= TEXTO DE ORIGEM =
+ + + + +
A convenção realizada nesta quarta-feira (22), no Centro de Convenções de Salvador, fez mais do que homologar a segunda candidatura de ACM Neto ao Governo da Bahia: o evento apresentou a estratégia montada pela oposição para tentar produzir um resultado diferente do registrado em 2022. A chapa terá o ex-prefeito de Jequié Zé Cocá, do PP, como candidato a vice-governador e Angelo Coronel, do Republicanos, e João Roma, do PL, disputando as duas vagas da Bahia no Senado.
A presença de Roma ao lado de Neto é uma das principais mudanças em relação à eleição anterior, quando os dois concorreram separadamente ao governo estadual.

Na entrevista coletiva que antecedeu a convenção, ACM Neto afirmou que a diferença decisiva está do outro lado da disputa. Segundo o candidato, Jerônimo Rodrigues chegou à eleição de 2022 como um político ainda pouco conhecido, mas agora poderá ser julgado pelo desempenho de quase quatro anos de governo.
Neto classificou o adversário como “testado e reprovado” e contestou a afirmação de Jerônimo de que teria executado 92% de seu programa.
O oposicionista citou o levantamento que encontrou 33 das 92 promessas integralmente cumpridas e declarou que, nas mesmas circunstâncias, não teria “coragem” de concorrer à reeleição.
Outro elemento apresentado foi o slogan “Mudança com Segurança”, criado pelo publicitário João Santana e sua equipe. De acordo com ACM Neto, a expressão foi mantida em sigilo até a convenção e carrega um duplo significado. A primeira interpretação relaciona a campanha ao enfrentamento da violência e do crime organizado; a segunda procura apresentar o candidato como uma alternativa com experiência, e não como uma aposta desconhecida. Para sustentar essa mensagem, Neto recordou os oito anos em que administrou Salvador e afirmou estar mais preparado, experiente e amadurecido do que estava na campanha passada.
Bruno Reis reforçou a narrativa de que a principal vantagem da oposição em 2026 seria a união de forças que estavam divididas há quatro anos. O prefeito de Salvador afirmou que o grupo possui palanques políticos nos 417 municípios e atribuiu a formação da chapa com Zé Cocá, Angelo Coronel e João Roma a uma estratégia de expansão no interior.
Ao dizer que o eleitorado teria se cansado de quase duas décadas de governos petistas, Bruno antecipou o tom da campanha: a oposição tentará transformar a eleição em um julgamento da gestão Jerônimo, enquanto apresenta unidade política, segurança pública e experiência administrativa como razões para a mudança.
+ + + + +
= MATERIAL APRESENTADO =
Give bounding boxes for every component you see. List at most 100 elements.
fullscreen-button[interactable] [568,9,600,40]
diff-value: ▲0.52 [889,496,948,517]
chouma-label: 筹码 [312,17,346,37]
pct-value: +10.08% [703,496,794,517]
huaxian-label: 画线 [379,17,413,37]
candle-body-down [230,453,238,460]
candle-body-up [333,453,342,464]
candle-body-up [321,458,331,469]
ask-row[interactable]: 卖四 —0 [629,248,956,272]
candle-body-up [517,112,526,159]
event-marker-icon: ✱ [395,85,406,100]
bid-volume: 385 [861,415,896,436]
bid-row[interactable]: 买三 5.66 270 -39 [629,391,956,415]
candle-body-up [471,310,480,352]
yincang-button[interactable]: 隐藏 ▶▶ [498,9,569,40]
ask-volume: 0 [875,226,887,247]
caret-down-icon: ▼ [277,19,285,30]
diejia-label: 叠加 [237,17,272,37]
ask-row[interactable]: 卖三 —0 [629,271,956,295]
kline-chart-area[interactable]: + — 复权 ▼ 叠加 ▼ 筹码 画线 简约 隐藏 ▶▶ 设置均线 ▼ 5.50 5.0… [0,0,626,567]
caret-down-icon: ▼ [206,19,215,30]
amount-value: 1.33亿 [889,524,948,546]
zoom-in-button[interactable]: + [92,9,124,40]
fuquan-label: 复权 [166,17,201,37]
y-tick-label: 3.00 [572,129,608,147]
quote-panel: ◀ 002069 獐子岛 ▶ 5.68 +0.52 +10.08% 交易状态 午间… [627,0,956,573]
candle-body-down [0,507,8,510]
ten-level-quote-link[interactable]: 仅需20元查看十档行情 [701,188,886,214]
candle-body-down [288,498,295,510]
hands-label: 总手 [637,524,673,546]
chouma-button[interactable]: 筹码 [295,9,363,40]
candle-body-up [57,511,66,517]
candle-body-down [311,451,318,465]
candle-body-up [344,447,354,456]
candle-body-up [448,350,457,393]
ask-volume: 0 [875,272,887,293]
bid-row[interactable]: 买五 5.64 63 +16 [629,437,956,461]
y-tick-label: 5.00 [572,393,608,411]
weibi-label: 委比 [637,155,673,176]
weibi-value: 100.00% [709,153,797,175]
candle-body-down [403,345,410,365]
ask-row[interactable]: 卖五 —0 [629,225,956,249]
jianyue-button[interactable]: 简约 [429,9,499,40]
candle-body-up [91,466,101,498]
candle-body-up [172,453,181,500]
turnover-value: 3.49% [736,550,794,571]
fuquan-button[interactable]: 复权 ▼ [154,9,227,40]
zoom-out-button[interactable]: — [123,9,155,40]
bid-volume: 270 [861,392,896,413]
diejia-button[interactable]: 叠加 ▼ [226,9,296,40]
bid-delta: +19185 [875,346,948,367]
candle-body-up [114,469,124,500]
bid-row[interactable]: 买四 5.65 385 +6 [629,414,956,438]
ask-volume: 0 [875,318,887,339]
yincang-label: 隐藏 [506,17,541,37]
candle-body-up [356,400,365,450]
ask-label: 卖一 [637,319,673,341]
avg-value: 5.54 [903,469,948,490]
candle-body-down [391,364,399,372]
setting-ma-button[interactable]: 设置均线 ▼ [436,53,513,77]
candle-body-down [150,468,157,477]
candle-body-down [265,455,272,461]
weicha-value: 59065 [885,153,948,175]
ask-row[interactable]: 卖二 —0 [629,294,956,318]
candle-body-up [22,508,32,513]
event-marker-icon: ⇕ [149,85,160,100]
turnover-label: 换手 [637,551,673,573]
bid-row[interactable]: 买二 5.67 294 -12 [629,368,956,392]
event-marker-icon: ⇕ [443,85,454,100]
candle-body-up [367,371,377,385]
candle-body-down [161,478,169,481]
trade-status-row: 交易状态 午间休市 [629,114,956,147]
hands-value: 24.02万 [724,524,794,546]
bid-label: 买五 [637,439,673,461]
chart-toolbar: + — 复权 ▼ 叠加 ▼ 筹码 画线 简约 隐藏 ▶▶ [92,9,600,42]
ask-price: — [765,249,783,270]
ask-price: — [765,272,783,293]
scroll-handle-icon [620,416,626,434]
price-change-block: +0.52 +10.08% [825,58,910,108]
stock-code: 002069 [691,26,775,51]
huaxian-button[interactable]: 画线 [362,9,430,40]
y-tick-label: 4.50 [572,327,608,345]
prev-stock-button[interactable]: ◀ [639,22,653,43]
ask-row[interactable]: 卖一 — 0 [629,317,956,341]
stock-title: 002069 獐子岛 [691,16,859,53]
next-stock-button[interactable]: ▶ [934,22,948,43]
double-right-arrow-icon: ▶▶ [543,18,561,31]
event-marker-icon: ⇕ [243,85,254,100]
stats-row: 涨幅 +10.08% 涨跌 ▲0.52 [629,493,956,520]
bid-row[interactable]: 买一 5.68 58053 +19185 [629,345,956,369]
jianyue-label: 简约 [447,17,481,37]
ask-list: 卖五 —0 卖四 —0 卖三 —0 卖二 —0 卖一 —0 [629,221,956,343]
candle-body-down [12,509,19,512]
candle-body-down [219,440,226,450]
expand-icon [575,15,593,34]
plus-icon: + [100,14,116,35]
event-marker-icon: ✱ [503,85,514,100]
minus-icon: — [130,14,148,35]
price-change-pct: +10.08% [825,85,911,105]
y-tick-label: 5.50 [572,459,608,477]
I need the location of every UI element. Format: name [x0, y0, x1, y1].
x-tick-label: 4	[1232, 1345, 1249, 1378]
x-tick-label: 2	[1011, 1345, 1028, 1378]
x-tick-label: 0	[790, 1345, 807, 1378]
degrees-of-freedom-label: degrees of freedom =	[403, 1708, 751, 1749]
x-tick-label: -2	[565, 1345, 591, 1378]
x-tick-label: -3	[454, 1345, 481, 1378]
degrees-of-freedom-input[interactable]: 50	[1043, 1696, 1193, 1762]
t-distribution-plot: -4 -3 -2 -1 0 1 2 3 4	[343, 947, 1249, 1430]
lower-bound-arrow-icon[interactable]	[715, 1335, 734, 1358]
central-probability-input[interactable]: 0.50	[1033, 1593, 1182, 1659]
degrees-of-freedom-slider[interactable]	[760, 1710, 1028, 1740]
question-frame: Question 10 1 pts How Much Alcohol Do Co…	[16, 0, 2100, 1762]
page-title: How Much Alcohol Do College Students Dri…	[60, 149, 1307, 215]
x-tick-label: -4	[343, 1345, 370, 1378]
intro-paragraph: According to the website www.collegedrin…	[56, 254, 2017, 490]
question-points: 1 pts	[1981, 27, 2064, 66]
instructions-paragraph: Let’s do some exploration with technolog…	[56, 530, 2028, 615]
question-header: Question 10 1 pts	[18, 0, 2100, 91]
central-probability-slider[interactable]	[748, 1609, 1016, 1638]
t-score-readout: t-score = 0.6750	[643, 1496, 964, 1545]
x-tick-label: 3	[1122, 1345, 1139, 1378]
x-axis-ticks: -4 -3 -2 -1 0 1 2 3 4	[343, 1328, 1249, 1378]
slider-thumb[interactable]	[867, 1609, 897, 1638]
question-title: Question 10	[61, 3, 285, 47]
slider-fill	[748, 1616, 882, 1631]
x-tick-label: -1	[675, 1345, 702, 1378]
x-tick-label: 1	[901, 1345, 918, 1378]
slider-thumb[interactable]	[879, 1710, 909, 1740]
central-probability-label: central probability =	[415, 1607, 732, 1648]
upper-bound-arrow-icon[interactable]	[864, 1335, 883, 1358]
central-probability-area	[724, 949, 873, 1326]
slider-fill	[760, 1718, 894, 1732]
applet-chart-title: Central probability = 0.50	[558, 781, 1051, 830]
+ + + + +
= O QUE PRODUZIR =
Explique, com base na matéria sobre a convenção de ACM Neto, por que o candidato afirma que a diferença decisiva desta eleição está do lado do adversário. Responda em uma a três frases.

= RESULTADO DA TAREFA =
Segundo ACM Neto, Jerônimo Rodrigues chegou à eleição de 2022 como um político ainda pouco conhecido. Agora ele poderá ser julgado pelo desempenho de quase quatro anos de governo. Por isso Neto o classifica como "testado e reprovado".